=== PROVIDED RECORDS ===

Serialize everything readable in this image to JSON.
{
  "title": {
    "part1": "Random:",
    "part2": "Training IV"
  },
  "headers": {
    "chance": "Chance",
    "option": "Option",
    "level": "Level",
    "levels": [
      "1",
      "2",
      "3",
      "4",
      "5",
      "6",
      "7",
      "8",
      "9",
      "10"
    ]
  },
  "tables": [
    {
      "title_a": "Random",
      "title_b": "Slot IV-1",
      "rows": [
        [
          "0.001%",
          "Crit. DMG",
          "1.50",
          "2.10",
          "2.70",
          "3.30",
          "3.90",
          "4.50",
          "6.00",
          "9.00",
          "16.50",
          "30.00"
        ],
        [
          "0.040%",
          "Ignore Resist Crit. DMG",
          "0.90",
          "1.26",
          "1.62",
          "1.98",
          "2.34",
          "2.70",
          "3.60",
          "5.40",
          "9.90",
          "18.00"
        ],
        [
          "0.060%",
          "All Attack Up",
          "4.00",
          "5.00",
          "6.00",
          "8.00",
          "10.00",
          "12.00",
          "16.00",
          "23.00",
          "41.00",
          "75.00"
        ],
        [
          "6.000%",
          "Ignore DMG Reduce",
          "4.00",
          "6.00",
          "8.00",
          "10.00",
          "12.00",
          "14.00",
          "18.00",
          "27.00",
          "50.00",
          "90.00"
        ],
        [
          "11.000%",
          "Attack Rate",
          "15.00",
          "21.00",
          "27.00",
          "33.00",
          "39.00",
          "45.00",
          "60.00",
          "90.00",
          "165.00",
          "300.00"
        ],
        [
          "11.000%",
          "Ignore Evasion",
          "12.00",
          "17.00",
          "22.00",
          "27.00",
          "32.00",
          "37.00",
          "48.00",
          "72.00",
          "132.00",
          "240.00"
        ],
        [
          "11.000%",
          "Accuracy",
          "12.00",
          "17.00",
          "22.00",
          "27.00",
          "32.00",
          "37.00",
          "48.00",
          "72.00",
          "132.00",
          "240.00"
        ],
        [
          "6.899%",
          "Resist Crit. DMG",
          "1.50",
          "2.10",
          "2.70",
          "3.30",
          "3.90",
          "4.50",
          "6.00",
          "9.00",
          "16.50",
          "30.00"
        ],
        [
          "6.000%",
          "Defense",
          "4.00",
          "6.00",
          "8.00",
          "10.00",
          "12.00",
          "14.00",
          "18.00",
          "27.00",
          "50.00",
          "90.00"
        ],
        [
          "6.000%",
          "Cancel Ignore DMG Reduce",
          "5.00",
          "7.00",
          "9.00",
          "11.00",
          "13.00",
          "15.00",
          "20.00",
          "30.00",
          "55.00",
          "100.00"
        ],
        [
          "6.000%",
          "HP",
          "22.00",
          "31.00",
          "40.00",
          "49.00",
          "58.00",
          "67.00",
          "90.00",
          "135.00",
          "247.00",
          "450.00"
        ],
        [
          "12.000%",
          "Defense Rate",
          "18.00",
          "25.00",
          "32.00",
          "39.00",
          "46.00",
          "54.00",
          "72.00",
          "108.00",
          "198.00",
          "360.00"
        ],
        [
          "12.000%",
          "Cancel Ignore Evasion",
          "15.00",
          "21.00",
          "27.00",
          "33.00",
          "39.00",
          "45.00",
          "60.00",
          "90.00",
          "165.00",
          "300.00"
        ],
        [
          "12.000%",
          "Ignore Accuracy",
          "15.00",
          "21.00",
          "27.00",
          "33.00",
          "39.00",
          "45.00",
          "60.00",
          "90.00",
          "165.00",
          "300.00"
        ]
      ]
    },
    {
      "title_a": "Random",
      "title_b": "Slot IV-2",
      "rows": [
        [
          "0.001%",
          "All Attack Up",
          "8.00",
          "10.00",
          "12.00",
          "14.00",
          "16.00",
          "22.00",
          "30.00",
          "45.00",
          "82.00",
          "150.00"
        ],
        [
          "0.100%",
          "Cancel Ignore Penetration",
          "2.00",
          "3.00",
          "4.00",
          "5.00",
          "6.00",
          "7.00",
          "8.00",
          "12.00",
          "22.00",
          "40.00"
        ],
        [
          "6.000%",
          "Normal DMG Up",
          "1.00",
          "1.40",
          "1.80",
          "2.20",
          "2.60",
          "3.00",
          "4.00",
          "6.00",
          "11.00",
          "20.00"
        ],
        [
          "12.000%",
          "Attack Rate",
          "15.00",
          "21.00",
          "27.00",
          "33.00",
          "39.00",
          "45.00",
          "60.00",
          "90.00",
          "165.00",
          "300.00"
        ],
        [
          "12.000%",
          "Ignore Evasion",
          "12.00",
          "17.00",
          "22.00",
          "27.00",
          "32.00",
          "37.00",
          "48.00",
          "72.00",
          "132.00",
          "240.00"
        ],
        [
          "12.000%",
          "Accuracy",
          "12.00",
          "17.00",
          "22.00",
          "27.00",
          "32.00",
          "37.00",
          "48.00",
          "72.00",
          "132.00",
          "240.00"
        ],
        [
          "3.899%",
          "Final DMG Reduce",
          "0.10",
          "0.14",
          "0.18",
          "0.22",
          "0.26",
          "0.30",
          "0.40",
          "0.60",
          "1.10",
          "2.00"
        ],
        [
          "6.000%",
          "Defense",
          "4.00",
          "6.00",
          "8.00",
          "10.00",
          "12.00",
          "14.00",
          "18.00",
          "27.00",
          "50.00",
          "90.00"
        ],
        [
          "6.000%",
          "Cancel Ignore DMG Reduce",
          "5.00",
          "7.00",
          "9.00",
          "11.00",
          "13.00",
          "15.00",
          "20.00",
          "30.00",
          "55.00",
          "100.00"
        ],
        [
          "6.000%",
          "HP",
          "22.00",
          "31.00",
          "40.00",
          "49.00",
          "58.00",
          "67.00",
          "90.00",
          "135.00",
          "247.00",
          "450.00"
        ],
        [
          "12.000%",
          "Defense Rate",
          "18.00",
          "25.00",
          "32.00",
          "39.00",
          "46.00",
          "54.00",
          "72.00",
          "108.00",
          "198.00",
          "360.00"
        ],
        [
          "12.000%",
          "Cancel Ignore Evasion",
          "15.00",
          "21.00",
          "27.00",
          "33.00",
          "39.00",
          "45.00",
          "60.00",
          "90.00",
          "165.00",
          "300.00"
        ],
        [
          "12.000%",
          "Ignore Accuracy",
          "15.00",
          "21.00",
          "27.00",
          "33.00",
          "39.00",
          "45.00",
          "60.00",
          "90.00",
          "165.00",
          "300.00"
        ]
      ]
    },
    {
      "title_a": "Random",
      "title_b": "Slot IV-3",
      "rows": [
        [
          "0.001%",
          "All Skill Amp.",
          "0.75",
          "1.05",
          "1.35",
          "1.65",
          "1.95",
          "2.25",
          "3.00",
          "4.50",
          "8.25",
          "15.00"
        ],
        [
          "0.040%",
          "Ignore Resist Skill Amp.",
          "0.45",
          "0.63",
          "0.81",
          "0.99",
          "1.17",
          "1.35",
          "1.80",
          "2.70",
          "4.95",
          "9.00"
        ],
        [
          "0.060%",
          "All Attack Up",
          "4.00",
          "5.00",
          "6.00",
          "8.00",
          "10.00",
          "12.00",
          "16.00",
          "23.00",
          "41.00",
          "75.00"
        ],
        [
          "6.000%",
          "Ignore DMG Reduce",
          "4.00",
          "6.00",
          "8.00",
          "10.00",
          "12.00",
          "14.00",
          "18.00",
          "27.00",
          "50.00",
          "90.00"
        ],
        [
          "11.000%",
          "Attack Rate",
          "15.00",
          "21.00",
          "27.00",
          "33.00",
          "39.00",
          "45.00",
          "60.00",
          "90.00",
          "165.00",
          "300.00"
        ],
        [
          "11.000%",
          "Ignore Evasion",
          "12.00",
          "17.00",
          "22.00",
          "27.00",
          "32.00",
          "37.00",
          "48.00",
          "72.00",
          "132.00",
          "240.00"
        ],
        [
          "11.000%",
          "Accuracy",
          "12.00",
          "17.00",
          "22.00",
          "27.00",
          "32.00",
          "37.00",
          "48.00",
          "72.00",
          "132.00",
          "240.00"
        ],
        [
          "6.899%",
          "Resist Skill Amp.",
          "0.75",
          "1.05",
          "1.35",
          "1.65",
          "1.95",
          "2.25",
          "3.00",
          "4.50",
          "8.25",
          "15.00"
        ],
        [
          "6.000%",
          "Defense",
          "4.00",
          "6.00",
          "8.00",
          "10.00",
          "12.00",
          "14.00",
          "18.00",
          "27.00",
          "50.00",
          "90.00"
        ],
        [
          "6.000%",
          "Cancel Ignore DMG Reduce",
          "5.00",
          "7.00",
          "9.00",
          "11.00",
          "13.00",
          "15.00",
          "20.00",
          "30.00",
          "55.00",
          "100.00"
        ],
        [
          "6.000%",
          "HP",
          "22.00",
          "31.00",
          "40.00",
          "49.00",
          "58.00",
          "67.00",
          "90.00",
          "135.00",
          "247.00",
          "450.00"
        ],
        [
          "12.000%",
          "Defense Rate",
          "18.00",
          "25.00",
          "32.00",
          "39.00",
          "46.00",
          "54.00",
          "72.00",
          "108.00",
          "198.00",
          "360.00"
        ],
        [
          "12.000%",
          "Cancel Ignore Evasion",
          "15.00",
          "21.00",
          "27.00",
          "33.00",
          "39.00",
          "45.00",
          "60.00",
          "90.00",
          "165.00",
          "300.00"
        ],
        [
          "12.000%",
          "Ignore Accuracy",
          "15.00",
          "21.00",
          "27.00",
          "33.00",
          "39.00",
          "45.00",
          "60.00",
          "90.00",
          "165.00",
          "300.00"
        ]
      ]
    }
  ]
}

===

*TASK OBJECTIVE:* For the data above, state only how many lines include the word "Slot".

*TASK RESPONSE:* 3